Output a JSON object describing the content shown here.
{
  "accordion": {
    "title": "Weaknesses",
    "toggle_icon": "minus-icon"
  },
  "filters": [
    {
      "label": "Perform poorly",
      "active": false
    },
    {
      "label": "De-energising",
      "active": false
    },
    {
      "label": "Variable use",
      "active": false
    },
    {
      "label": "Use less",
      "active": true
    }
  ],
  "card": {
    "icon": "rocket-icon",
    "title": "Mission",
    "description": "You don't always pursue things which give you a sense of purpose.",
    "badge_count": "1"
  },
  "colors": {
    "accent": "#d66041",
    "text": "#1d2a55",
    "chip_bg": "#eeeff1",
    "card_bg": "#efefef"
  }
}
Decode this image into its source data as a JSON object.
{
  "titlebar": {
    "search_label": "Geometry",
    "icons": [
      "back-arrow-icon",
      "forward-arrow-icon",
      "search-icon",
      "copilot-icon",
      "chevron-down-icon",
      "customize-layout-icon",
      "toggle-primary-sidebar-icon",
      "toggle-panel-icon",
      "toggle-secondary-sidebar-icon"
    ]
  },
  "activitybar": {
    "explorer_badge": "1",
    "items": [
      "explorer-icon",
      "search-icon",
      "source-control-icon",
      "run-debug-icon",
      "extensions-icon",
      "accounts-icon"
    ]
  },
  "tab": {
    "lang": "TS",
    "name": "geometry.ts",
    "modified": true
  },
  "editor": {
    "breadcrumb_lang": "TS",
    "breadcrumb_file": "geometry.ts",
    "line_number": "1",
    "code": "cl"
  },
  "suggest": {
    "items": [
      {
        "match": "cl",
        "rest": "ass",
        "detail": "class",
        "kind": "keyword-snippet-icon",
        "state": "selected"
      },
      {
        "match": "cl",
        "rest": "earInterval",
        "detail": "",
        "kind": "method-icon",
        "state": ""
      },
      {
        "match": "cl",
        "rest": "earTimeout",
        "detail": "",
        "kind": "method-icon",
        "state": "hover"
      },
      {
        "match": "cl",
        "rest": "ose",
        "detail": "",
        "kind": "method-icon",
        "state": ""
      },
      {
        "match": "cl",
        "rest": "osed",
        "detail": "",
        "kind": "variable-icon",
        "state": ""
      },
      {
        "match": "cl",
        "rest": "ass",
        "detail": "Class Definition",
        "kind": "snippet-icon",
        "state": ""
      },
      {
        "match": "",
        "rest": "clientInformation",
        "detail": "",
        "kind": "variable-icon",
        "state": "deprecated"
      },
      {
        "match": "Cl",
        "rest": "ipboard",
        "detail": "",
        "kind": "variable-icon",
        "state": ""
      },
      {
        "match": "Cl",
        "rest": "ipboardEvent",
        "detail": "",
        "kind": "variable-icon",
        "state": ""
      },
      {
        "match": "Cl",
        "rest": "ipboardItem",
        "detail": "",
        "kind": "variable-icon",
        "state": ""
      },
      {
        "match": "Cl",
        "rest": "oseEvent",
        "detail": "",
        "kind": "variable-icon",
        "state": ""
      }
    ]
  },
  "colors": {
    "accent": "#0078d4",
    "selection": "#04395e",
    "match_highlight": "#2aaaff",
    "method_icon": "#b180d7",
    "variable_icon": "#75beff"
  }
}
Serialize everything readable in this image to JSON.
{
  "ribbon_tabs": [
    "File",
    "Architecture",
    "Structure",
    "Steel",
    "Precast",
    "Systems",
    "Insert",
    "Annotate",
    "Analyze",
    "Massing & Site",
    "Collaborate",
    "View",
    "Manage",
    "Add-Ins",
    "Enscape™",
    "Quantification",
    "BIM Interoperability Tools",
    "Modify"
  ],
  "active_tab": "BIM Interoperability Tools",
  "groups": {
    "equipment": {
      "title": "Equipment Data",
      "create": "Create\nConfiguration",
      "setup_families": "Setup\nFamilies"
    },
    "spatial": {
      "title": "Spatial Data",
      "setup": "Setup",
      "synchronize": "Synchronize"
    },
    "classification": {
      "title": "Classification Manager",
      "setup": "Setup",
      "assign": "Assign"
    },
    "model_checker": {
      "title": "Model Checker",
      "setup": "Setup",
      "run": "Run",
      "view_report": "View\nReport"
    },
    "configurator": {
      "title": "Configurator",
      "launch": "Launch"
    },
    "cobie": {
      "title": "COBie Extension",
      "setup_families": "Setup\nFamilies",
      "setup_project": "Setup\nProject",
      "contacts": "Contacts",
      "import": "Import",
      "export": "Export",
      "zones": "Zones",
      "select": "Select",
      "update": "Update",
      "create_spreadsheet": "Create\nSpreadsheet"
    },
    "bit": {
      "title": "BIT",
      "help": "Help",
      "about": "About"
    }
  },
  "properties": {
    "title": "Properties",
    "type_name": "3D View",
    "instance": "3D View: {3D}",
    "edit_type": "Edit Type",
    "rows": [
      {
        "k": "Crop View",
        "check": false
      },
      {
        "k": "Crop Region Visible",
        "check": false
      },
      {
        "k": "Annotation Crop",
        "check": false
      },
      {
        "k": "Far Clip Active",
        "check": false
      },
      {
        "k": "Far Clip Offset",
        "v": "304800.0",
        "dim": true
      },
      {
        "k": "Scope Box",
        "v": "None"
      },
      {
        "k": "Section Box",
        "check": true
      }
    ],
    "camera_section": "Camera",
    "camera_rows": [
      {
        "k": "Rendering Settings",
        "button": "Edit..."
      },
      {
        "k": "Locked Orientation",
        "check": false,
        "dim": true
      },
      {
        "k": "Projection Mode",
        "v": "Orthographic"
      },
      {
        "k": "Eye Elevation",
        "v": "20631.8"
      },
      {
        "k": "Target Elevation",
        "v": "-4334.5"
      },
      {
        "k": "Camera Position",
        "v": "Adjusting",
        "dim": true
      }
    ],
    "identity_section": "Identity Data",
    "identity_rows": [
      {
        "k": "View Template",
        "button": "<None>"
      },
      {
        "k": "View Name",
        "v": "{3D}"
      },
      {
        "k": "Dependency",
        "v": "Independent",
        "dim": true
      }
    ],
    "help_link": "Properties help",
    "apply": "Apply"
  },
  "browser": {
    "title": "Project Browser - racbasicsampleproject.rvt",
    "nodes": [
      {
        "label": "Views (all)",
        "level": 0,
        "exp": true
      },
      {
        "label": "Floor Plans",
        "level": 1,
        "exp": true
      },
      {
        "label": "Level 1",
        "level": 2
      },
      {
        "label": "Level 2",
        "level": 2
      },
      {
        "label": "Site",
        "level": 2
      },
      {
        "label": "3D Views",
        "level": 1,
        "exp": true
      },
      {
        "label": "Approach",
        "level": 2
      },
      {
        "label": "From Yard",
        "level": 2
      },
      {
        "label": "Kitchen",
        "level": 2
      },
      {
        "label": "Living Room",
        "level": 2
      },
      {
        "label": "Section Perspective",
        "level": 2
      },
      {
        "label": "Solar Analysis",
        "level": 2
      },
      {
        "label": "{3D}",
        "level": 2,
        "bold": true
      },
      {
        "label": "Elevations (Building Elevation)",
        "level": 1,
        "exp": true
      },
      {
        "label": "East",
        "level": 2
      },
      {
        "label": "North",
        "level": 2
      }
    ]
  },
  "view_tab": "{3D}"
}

» **GIVEN TASK**
Retype all of the data shown above, word for word.

» **PROBLEM SOLUTION**
Output a JSON object describing the content shown here.
{
  "accordion": {
    "title": "Weaknesses",
    "toggle_icon": "minus-icon"
  },
  "filters": [
    {
      "label": "Perform poorly",
      "active": false
    },
    {
      "label": "De-energising",
      "active": false
    },
    {
      "label": "Variable use",
      "active": false
    },
    {
      "label": "Use less",
      "active": true
    }
  ],
  "card": {
    "icon": "rocket-icon",
    "title": "Mission",
    "description": "You don't always pursue things which give you a sense of purpose.",
    "badge_count": "1"
  },
  "colors": {
    "accent": "#d66041",
    "text": "#1d2a55",
    "chip_bg": "#eeeff1",
    "card_bg": "#efefef"
  }
}
Decode this image into its source data as a JSON object.
{
  "titlebar": {
    "search_label": "Geometry",
    "icons": [
      "back-arrow-icon",
      "forward-arrow-icon",
      "search-icon",
      "copilot-icon",
      "chevron-down-icon",
      "customize-layout-icon",
      "toggle-primary-sidebar-icon",
      "toggle-panel-icon",
      "toggle-secondary-sidebar-icon"
    ]
  },
  "activitybar": {
    "explorer_badge": "1",
    "items": [
      "explorer-icon",
      "search-icon",
      "source-control-icon",
      "run-debug-icon",
      "extensions-icon",
      "accounts-icon"
    ]
  },
  "tab": {
    "lang": "TS",
    "name": "geometry.ts",
    "modified": true
  },
  "editor": {
    "breadcrumb_lang": "TS",
    "breadcrumb_file": "geometry.ts",
    "line_number": "1",
    "code": "cl"
  },
  "suggest": {
    "items": [
      {
        "match": "cl",
        "rest": "ass",
        "detail": "class",
        "kind": "keyword-snippet-icon",
        "state": "selected"
      },
      {
        "match": "cl",
        "rest": "earInterval",
        "detail": "",
        "kind": "method-icon",
        "state": ""
      },
      {
        "match": "cl",
        "rest": "earTimeout",
        "detail": "",
        "kind": "method-icon",
        "state": "hover"
      },
      {
        "match": "cl",
        "rest": "ose",
        "detail": "",
        "kind": "method-icon",
        "state": ""
      },
      {
        "match": "cl",
        "rest": "osed",
        "detail": "",
        "kind": "variable-icon",
        "state": ""
      },
      {
        "match": "cl",
        "rest": "ass",
        "detail": "Class Definition",
        "kind": "snippet-icon",
        "state": ""
      },
      {
        "match": "",
        "rest": "clientInformation",
        "detail": "",
        "kind": "variable-icon",
        "state": "deprecated"
      },
      {
        "match": "Cl",
        "rest": "ipboard",
        "detail": "",
        "kind": "variable-icon",
        "state": ""
      },
      {
        "match": "Cl",
        "rest": "ipboardEvent",
        "detail": "",
        "kind": "variable-icon",
        "state": ""
      },
      {
        "match": "Cl",
        "rest": "ipboardItem",
        "detail": "",
        "kind": "variable-icon",
        "state": ""
      },
      {
        "match": "Cl",
        "rest": "oseEvent",
        "detail": "",
        "kind": "variable-icon",
        "state": ""
      }
    ]
  },
  "colors": {
    "accent": "#0078d4",
    "selection": "#04395e",
    "match_highlight": "#2aaaff",
    "method_icon": "#b180d7",
    "variable_icon": "#75beff"
  }
}
Serialize everything readable in this image to JSON.
{
  "ribbon_tabs": [
    "File",
    "Architecture",
    "Structure",
    "Steel",
    "Precast",
    "Systems",
    "Insert",
    "Annotate",
    "Analyze",
    "Massing & Site",
    "Collaborate",
    "View",
    "Manage",
    "Add-Ins",
    "Enscape™",
    "Quantification",
    "BIM Interoperability Tools",
    "Modify"
  ],
  "active_tab": "BIM Interoperability Tools",
  "groups": {
    "equipment": {
      "title": "Equipment Data",
      "create": "Create\nConfiguration",
      "setup_families": "Setup\nFamilies"
    },
    "spatial": {
      "title": "Spatial Data",
      "setup": "Setup",
      "synchronize": "Synchronize"
    },
    "classification": {
      "title": "Classification Manager",
      "setup": "Setup",
      "assign": "Assign"
    },
    "model_checker": {
      "title": "Model Checker",
      "setup": "Setup",
      "run": "Run",
      "view_report": "View\nReport"
    },
    "configurator": {
      "title": "Configurator",
      "launch": "Launch"
    },
    "cobie": {
      "title": "COBie Extension",
      "setup_families": "Setup\nFamilies",
      "setup_project": "Setup\nProject",
      "contacts": "Contacts",
      "import": "Import",
      "export": "Export",
      "zones": "Zones",
      "select": "Select",
      "update": "Update",
      "create_spreadsheet": "Create\nSpreadsheet"
    },
    "bit": {
      "title": "BIT",
      "help": "Help",
      "about": "About"
    }
  },
  "properties": {
    "title": "Properties",
    "type_name": "3D View",
    "instance": "3D View: {3D}",
    "edit_type": "Edit Type",
    "rows": [
      {
        "k": "Crop View",
        "check": false
      },
      {
        "k": "Crop Region Visible",
        "check": false
      },
      {
        "k": "Annotation Crop",
        "check": false
      },
      {
        "k": "Far Clip Active",
        "check": false
      },
      {
        "k": "Far Clip Offset",
        "v": "304800.0",
        "dim": true
      },
      {
        "k": "Scope Box",
        "v": "None"
      },
      {
        "k": "Section Box",
        "check": true
      }
    ],
    "camera_section": "Camera",
    "camera_rows": [
      {
        "k": "Rendering Settings",
        "button": "Edit..."
      },
      {
        "k": "Locked Orientation",
        "check": false,
        "dim": true
      },
      {
        "k": "Projection Mode",
        "v": "Orthographic"
      },
      {
        "k": "Eye Elevation",
        "v": "20631.8"
      },
      {
        "k": "Target Elevation",
        "v": "-4334.5"
      },
      {
        "k": "Camera Position",
        "v": "Adjusting",
        "dim": true
      }
    ],
    "identity_section": "Identity Data",
    "identity_rows": [
      {
        "k": "View Template",
        "button": "<None>"
      },
      {
        "k": "View Name",
        "v": "{3D}"
      },
      {
        "k": "Dependency",
        "v": "Independent",
        "dim": true
      }
    ],
    "help_link": "Properties help",
    "apply": "Apply"
  },
  "browser": {
    "title": "Project Browser - racbasicsampleproject.rvt",
    "nodes": [
      {
        "label": "Views (all)",
        "level": 0,
        "exp": true
      },
      {
        "label": "Floor Plans",
        "level": 1,
        "exp": true
      },
      {
        "label": "Level 1",
        "level": 2
      },
      {
        "label": "Level 2",
        "level": 2
      },
      {
        "label": "Site",
        "level": 2
      },
      {
        "label": "3D Views",
        "level": 1,
        "exp": true
      },
      {
        "label": "Approach",
        "level": 2
      },
      {
        "label": "From Yard",
        "level": 2
      },
      {
        "label": "Kitchen",
        "level": 2
      },
      {
        "label": "Living Room",
        "level": 2
      },
      {
        "label": "Section Perspective",
        "level": 2
      },
      {
        "label": "Solar Analysis",
        "level": 2
      },
      {
        "label": "{3D}",
        "level": 2,
        "bold": true
      },
      {
        "label": "Elevations (Building Elevation)",
        "level": 1,
        "exp": true
      },
      {
        "label": "East",
        "level": 2
      },
      {
        "label": "North",
        "level": 2
      }
    ]
  },
  "view_tab": "{3D}"
}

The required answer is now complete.